Aim of the task >> Within the material below, find each line bearing the word "this" and present it.

Stored entries:
════
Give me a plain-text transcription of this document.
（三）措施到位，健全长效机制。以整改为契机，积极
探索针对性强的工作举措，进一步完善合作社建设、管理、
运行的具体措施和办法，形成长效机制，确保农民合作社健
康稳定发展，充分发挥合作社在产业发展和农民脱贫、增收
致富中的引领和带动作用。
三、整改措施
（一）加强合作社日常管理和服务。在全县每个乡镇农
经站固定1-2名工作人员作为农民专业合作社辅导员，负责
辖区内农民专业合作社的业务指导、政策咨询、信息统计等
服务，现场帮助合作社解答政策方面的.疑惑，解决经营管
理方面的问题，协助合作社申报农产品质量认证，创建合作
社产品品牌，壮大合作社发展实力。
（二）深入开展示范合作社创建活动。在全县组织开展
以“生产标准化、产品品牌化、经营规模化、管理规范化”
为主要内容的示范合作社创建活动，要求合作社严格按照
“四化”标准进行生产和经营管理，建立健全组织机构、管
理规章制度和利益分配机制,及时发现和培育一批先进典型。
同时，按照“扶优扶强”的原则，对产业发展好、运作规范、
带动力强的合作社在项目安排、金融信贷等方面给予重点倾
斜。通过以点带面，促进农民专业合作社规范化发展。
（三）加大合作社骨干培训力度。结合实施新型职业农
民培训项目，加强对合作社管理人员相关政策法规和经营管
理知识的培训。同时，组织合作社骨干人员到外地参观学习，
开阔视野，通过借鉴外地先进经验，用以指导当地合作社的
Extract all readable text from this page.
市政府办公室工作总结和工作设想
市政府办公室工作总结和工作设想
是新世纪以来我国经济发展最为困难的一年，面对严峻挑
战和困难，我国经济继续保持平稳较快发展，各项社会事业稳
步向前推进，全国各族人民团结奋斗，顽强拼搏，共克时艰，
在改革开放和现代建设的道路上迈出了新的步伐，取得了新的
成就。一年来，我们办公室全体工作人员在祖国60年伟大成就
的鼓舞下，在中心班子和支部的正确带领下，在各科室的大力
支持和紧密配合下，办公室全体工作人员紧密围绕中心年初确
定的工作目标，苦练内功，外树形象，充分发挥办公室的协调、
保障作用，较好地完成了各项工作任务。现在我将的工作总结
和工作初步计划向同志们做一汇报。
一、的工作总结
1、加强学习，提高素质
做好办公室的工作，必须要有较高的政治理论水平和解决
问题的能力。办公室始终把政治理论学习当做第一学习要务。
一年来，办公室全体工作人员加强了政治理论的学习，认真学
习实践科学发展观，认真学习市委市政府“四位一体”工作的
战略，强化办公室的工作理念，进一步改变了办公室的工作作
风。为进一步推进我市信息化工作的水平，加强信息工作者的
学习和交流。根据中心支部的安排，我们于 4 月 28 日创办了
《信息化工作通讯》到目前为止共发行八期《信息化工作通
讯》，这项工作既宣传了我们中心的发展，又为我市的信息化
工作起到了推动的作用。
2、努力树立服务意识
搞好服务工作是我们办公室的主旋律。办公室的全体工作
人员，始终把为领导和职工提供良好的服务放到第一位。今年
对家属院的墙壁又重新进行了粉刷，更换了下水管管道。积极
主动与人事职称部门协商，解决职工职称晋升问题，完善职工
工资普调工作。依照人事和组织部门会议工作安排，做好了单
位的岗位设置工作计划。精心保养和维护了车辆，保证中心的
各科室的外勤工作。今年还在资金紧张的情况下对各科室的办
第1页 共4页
════
Expected answer >>
Give me a plain-text transcription of this document.
Extract all readable text from this page.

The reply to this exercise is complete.